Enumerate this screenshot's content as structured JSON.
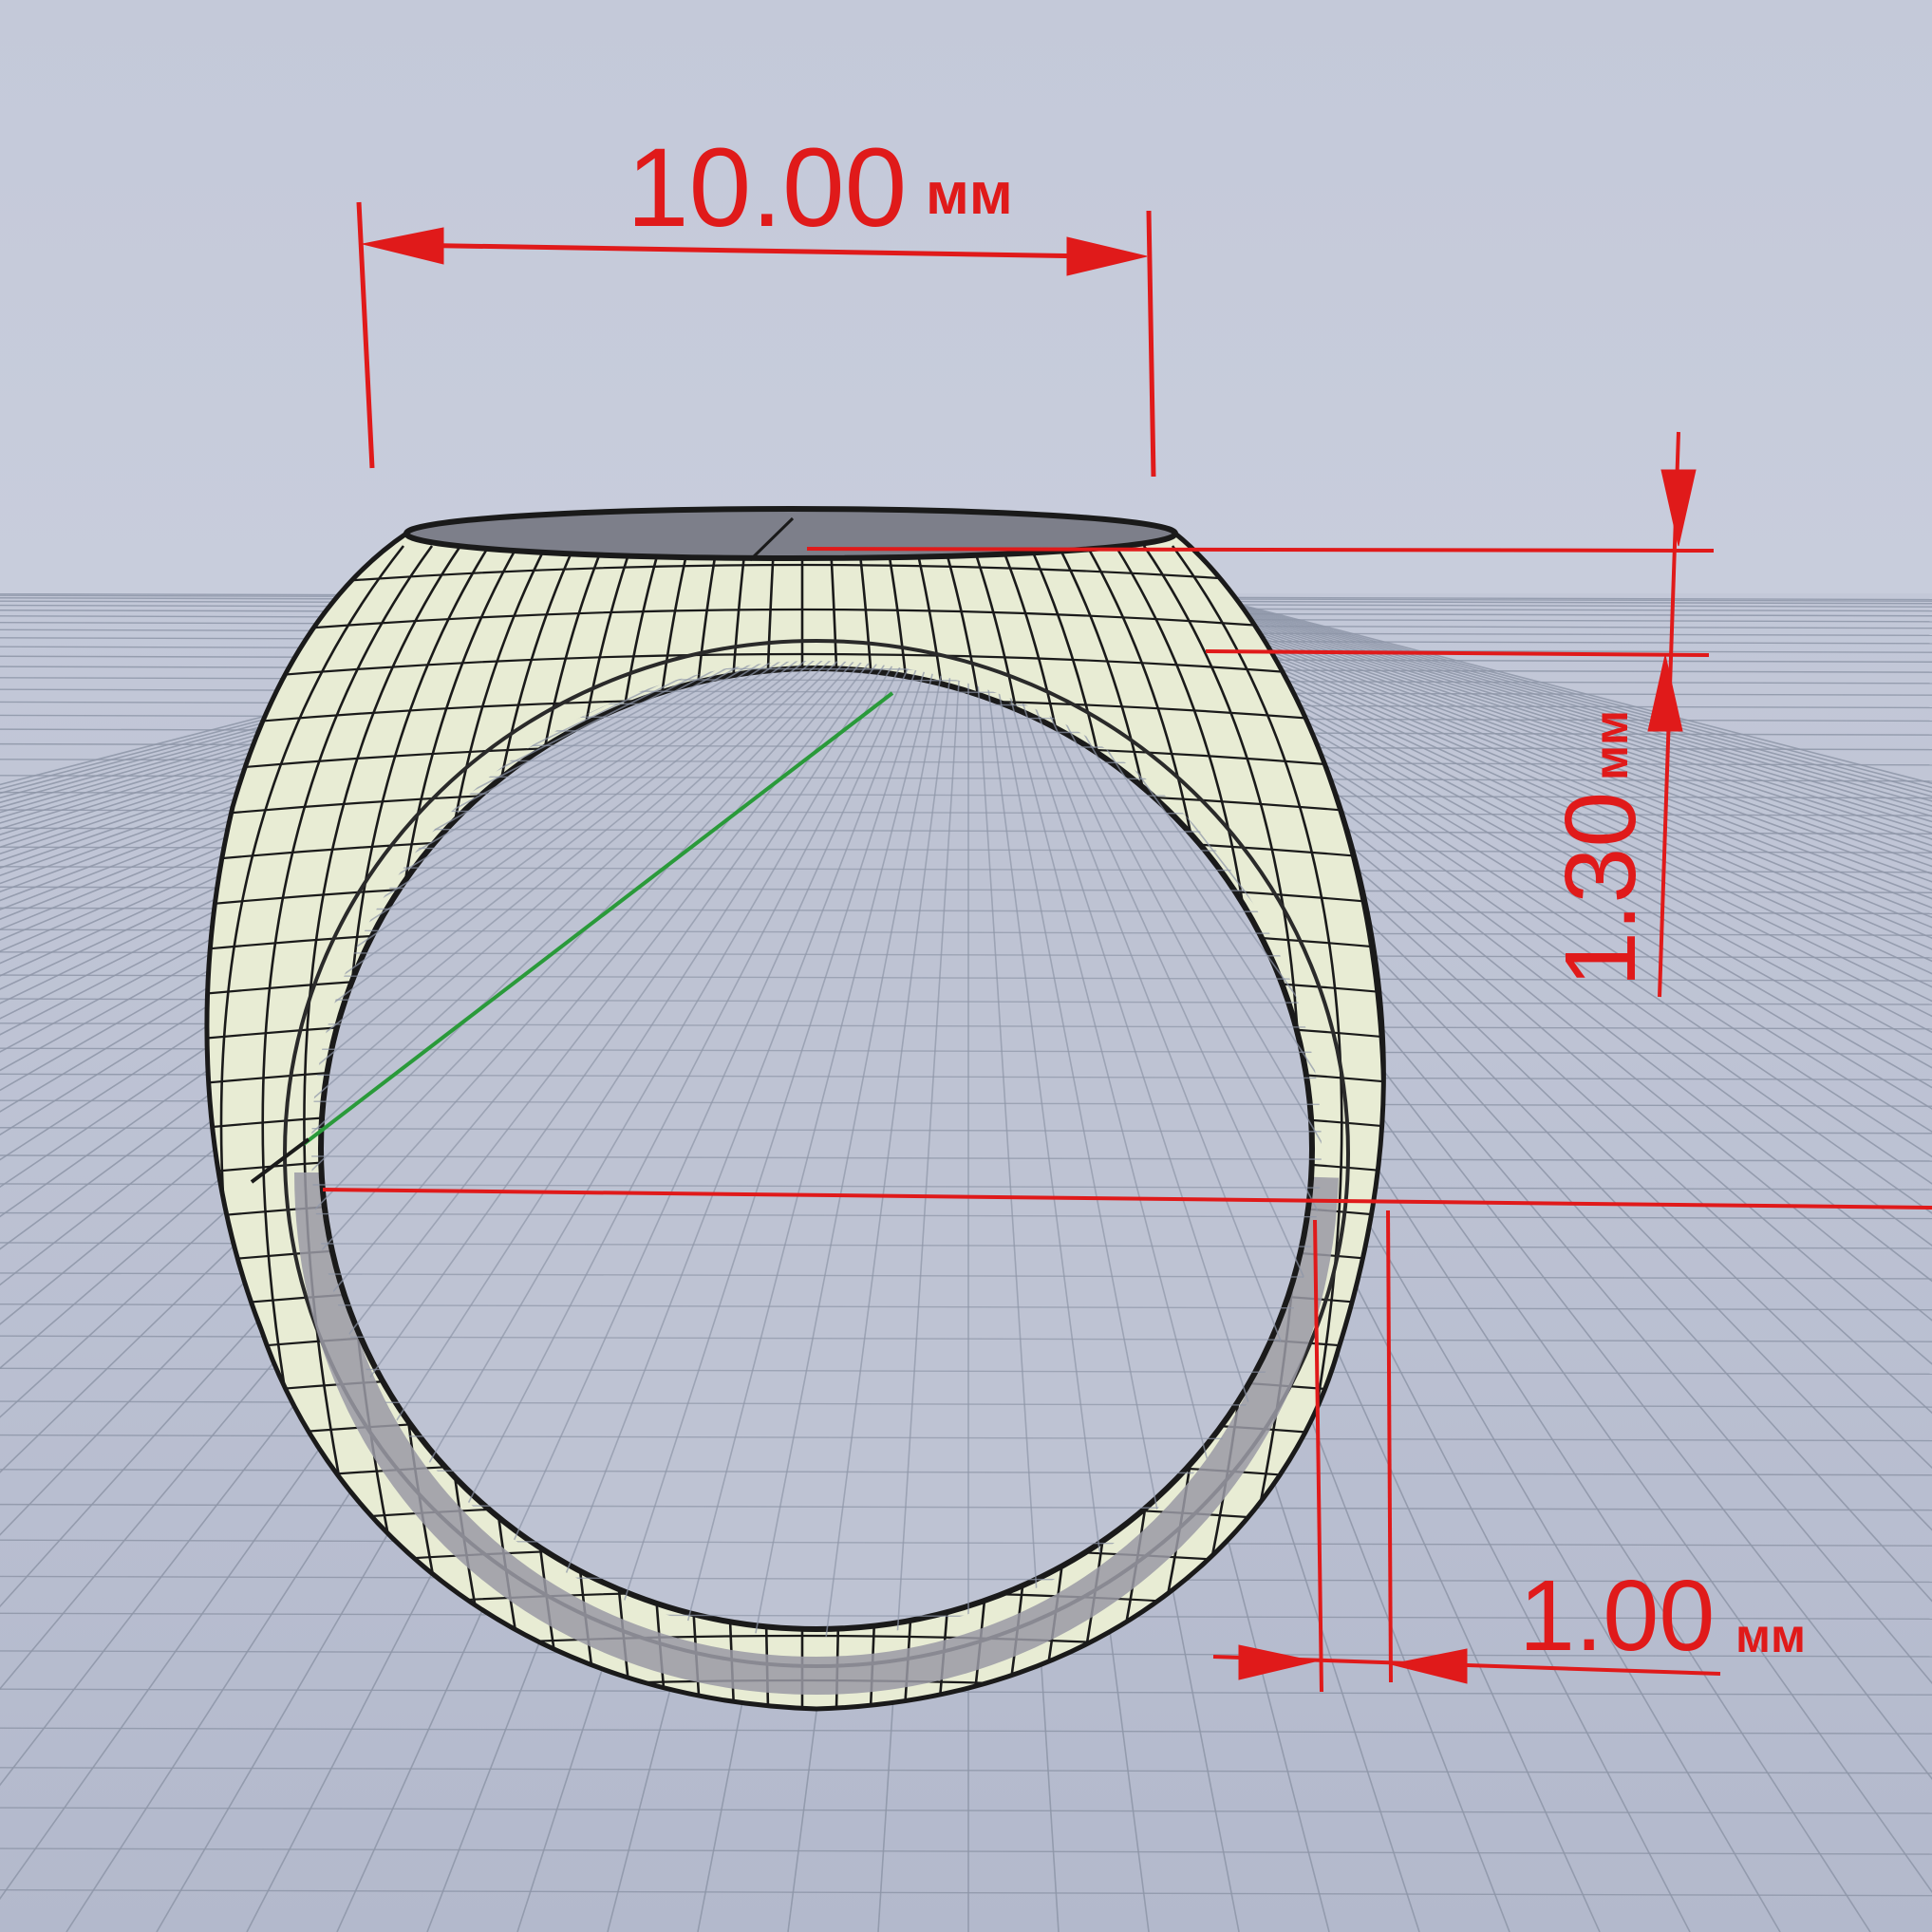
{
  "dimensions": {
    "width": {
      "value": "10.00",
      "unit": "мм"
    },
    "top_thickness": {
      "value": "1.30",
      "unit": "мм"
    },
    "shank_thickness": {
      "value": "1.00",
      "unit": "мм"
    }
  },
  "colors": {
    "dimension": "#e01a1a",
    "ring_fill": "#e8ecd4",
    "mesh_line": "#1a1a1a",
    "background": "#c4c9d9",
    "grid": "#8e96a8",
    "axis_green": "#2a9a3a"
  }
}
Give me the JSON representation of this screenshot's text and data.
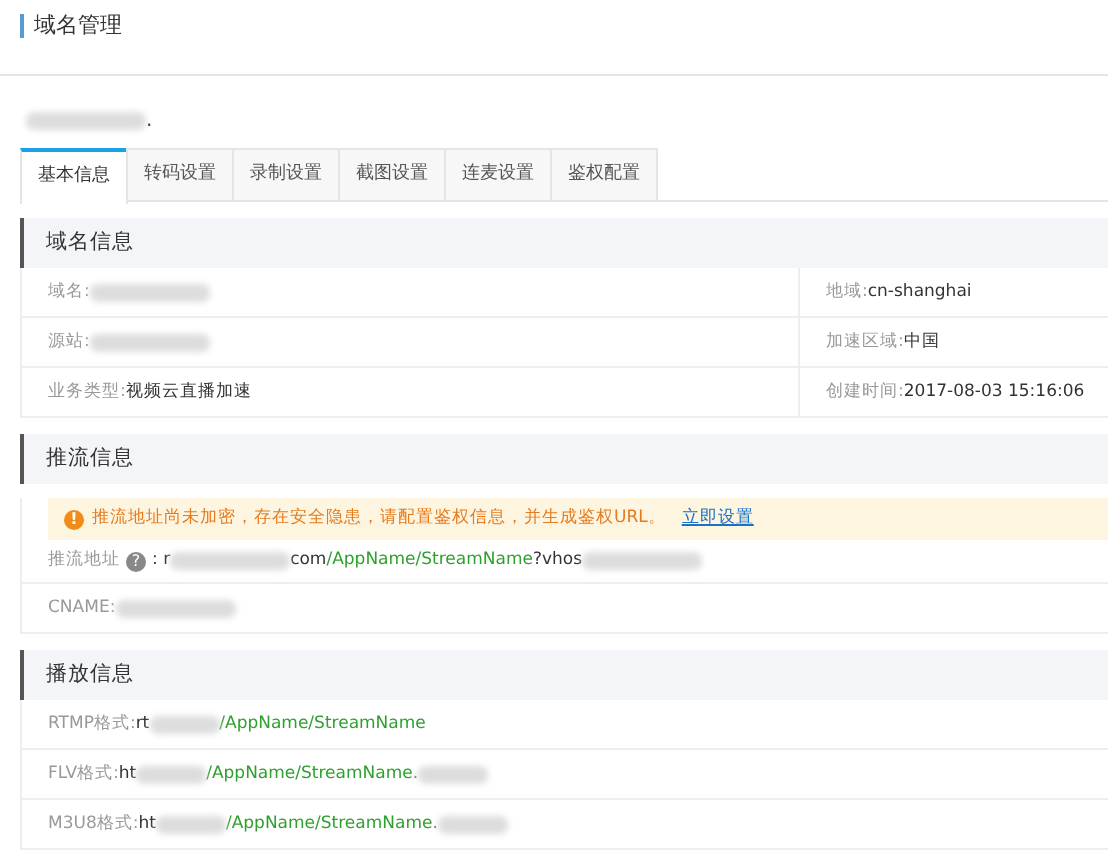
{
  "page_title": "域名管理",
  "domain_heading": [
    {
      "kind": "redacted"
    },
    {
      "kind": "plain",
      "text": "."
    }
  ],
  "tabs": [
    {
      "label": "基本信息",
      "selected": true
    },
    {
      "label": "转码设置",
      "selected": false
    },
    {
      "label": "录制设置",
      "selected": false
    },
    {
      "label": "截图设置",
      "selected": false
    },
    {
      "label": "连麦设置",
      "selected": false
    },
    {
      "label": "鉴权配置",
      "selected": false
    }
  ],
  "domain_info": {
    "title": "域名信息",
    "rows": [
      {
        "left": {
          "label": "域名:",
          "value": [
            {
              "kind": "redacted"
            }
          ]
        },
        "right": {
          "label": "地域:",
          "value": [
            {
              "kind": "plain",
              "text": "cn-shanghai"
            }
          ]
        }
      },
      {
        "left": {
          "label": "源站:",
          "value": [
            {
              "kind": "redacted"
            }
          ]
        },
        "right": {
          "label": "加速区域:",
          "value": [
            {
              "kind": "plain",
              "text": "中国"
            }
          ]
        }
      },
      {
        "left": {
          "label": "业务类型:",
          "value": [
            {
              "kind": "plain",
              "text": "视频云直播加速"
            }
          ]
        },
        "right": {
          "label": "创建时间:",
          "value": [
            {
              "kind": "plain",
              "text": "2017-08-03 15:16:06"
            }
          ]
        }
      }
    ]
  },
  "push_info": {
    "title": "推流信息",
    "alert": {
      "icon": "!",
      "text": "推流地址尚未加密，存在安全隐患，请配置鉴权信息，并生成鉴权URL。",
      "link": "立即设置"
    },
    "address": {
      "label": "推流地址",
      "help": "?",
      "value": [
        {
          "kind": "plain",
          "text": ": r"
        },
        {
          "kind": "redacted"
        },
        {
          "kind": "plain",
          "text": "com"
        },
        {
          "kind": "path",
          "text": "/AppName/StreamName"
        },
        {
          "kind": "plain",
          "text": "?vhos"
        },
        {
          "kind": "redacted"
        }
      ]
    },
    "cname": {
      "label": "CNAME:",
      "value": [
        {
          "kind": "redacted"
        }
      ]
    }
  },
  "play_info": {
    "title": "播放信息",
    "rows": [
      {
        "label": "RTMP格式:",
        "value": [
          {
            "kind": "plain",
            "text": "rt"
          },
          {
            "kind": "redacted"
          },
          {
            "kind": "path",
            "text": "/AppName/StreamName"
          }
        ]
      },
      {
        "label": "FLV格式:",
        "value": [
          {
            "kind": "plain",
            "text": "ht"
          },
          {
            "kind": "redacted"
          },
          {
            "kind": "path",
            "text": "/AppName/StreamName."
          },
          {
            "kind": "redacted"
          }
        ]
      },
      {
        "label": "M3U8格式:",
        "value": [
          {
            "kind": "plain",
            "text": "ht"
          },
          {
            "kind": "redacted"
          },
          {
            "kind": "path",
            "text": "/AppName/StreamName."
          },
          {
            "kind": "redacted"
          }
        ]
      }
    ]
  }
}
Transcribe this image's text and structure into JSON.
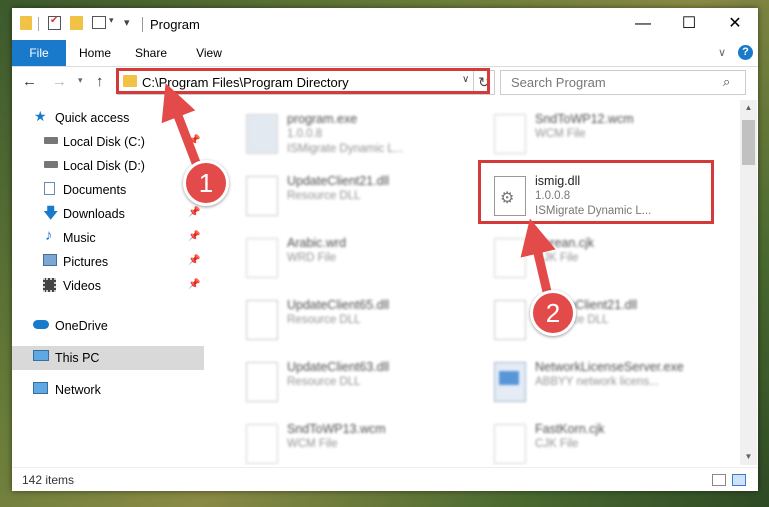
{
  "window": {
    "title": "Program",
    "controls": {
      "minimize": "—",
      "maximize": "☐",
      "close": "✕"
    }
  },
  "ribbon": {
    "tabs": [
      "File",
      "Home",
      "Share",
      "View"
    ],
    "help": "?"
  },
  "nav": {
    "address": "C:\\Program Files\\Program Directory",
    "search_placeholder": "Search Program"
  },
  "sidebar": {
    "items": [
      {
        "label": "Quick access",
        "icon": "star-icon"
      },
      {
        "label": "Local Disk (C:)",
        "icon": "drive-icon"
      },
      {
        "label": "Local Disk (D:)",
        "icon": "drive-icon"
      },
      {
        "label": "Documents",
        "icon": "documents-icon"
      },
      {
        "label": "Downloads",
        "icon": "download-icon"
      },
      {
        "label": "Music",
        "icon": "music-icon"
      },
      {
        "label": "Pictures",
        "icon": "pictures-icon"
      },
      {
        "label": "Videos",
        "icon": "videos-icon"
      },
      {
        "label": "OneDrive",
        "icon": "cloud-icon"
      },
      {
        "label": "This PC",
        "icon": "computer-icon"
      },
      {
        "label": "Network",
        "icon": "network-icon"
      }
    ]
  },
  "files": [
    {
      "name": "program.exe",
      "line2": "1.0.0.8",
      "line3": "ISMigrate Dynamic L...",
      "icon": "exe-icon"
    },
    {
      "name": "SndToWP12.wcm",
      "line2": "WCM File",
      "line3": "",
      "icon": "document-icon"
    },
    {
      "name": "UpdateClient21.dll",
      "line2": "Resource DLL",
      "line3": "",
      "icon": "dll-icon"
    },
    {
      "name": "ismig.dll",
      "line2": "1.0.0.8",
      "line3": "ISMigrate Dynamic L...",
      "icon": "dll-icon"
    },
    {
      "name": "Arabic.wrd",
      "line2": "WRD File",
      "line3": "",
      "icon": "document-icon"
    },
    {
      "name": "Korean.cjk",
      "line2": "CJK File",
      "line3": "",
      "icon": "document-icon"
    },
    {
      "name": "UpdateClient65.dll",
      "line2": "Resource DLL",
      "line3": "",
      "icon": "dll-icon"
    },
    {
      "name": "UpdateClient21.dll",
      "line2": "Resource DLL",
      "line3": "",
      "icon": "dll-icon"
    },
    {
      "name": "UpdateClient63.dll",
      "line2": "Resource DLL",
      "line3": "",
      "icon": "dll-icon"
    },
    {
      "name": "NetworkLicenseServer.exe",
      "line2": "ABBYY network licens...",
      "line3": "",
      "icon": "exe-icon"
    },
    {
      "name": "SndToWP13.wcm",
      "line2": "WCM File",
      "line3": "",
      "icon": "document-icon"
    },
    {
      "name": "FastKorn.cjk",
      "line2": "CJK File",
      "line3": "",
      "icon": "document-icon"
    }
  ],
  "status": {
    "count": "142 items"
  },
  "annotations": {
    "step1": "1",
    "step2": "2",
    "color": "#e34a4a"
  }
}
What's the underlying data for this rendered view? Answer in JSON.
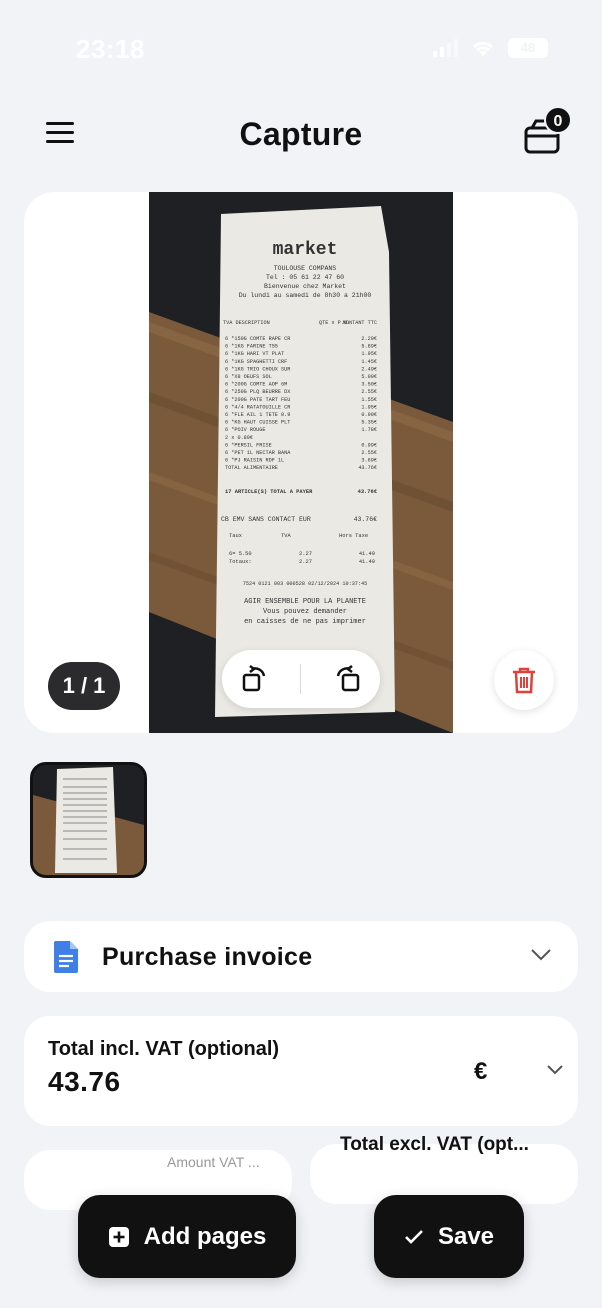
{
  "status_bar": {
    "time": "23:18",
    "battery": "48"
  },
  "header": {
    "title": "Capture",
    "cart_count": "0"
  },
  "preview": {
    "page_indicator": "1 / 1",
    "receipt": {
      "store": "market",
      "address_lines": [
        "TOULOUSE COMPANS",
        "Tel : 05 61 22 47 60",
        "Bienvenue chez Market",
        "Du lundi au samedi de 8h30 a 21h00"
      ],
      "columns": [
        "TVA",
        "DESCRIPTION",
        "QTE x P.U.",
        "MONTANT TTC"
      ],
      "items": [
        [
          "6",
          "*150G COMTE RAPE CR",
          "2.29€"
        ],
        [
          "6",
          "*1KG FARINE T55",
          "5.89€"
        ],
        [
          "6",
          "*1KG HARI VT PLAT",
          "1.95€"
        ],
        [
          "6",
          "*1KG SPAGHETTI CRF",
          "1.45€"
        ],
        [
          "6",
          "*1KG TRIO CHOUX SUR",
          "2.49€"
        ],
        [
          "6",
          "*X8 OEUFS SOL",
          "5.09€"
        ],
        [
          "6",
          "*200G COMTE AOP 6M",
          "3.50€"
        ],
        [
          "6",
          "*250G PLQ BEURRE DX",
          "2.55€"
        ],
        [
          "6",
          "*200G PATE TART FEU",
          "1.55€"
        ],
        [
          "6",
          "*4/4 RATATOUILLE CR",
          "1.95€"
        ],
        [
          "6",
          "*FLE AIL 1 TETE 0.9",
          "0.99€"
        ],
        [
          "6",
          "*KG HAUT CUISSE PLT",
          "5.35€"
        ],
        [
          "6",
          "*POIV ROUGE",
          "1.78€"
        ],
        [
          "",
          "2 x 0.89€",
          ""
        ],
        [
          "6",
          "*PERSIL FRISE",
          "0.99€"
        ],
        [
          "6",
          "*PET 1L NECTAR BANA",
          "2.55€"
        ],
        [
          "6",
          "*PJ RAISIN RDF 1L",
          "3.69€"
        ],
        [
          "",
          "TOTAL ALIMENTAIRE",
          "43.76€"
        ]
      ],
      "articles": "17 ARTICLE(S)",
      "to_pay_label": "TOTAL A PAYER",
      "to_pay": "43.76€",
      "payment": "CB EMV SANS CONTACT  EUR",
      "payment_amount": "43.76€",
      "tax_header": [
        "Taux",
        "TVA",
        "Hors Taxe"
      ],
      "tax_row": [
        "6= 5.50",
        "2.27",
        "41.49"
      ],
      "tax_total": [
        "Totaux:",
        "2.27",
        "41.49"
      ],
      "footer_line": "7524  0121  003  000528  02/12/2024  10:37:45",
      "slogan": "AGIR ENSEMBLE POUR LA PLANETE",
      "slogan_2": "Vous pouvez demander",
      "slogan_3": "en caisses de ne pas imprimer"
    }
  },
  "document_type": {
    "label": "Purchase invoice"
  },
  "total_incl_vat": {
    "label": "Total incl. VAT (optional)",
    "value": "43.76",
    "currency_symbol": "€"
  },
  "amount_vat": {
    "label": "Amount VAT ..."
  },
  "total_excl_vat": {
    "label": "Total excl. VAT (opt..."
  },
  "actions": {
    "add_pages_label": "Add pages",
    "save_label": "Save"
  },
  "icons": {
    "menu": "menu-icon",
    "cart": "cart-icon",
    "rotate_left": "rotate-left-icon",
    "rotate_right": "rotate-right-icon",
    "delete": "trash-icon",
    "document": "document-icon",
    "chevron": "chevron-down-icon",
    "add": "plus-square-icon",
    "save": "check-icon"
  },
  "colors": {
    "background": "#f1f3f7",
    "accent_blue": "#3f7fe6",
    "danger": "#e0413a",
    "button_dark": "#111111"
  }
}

----

▶ [Exercise]
Select every line in the material above where the string "data" occurs, and copy it.

▶ [Written solution]
Give me the JSON representation of this screenshot's text and data.
What's the underlying data for this rendered view? Answer in JSON.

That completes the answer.